▸ Task:
Reproduce every entry in the listing without alteration.

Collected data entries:

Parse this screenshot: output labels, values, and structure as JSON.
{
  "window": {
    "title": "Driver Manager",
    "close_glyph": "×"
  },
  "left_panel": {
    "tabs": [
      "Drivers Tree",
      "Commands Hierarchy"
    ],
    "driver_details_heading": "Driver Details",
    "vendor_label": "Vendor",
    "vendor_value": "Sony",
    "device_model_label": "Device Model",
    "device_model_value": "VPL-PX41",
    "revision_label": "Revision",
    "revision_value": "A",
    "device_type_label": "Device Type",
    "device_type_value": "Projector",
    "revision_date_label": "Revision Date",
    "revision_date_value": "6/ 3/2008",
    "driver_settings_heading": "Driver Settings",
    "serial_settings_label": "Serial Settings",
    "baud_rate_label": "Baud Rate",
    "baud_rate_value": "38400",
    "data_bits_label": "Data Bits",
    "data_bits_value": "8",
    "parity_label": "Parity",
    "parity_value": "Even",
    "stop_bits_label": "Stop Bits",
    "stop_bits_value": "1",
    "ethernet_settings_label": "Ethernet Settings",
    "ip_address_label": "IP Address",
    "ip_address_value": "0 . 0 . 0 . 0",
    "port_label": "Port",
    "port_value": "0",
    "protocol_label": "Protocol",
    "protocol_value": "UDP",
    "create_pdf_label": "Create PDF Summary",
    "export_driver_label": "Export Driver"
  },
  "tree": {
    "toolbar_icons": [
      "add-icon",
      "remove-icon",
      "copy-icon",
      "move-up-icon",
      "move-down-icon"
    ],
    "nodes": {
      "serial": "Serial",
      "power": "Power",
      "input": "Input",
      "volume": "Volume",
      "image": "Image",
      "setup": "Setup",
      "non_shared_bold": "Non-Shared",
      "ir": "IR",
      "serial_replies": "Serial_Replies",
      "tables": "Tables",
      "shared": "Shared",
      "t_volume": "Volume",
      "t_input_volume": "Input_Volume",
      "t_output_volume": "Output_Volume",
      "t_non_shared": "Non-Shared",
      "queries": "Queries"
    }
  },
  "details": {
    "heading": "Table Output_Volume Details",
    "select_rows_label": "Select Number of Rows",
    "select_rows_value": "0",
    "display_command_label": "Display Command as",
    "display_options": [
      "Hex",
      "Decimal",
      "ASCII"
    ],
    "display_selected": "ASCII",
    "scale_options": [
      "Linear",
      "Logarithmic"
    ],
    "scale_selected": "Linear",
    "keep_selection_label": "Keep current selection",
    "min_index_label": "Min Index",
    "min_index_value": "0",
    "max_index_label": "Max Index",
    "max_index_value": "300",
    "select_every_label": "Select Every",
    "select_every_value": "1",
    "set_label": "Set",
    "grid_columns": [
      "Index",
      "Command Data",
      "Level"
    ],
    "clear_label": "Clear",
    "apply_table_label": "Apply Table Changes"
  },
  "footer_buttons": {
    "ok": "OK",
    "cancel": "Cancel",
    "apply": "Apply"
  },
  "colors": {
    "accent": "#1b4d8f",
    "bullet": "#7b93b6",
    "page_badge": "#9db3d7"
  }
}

▸ Task result:
Parse this screenshot: output labels, values, and structure as JSON.
{
  "window": {
    "title": "Driver Manager",
    "close_glyph": "×"
  },
  "left_panel": {
    "tabs": [
      "Drivers Tree",
      "Commands Hierarchy"
    ],
    "driver_details_heading": "Driver Details",
    "vendor_label": "Vendor",
    "vendor_value": "Sony",
    "device_model_label": "Device Model",
    "device_model_value": "VPL-PX41",
    "revision_label": "Revision",
    "revision_value": "A",
    "device_type_label": "Device Type",
    "device_type_value": "Projector",
    "revision_date_label": "Revision Date",
    "revision_date_value": "6/ 3/2008",
    "driver_settings_heading": "Driver Settings",
    "serial_settings_label": "Serial Settings",
    "baud_rate_label": "Baud Rate",
    "baud_rate_value": "38400",
    "data_bits_label": "Data Bits",
    "data_bits_value": "8",
    "parity_label": "Parity",
    "parity_value": "Even",
    "stop_bits_label": "Stop Bits",
    "stop_bits_value": "1",
    "ethernet_settings_label": "Ethernet Settings",
    "ip_address_label": "IP Address",
    "ip_address_value": "0 . 0 . 0 . 0",
    "port_label": "Port",
    "port_value": "0",
    "protocol_label": "Protocol",
    "protocol_value": "UDP",
    "create_pdf_label": "Create PDF Summary",
    "export_driver_label": "Export Driver"
  },
  "tree": {
    "toolbar_icons": [
      "add-icon",
      "remove-icon",
      "copy-icon",
      "move-up-icon",
      "move-down-icon"
    ],
    "nodes": {
      "serial": "Serial",
      "power": "Power",
      "input": "Input",
      "volume": "Volume",
      "image": "Image",
      "setup": "Setup",
      "non_shared_bold": "Non-Shared",
      "ir": "IR",
      "serial_replies": "Serial_Replies",
      "tables": "Tables",
      "shared": "Shared",
      "t_volume": "Volume",
      "t_input_volume": "Input_Volume",
      "t_output_volume": "Output_Volume",
      "t_non_shared": "Non-Shared",
      "queries": "Queries"
    }
  },
  "details": {
    "heading": "Table Output_Volume Details",
    "select_rows_label": "Select Number of Rows",
    "select_rows_value": "0",
    "display_command_label": "Display Command as",
    "display_options": [
      "Hex",
      "Decimal",
      "ASCII"
    ],
    "display_selected": "ASCII",
    "scale_options": [
      "Linear",
      "Logarithmic"
    ],
    "scale_selected": "Linear",
    "keep_selection_label": "Keep current selection",
    "min_index_label": "Min Index",
    "min_index_value": "0",
    "max_index_label": "Max Index",
    "max_index_value": "300",
    "select_every_label": "Select Every",
    "select_every_value": "1",
    "set_label": "Set",
    "grid_columns": [
      "Index",
      "Command Data",
      "Level"
    ],
    "clear_label": "Clear",
    "apply_table_label": "Apply Table Changes"
  },
  "footer_buttons": {
    "ok": "OK",
    "cancel": "Cancel",
    "apply": "Apply"
  },
  "colors": {
    "accent": "#1b4d8f",
    "bullet": "#7b93b6",
    "page_badge": "#9db3d7"
  }
}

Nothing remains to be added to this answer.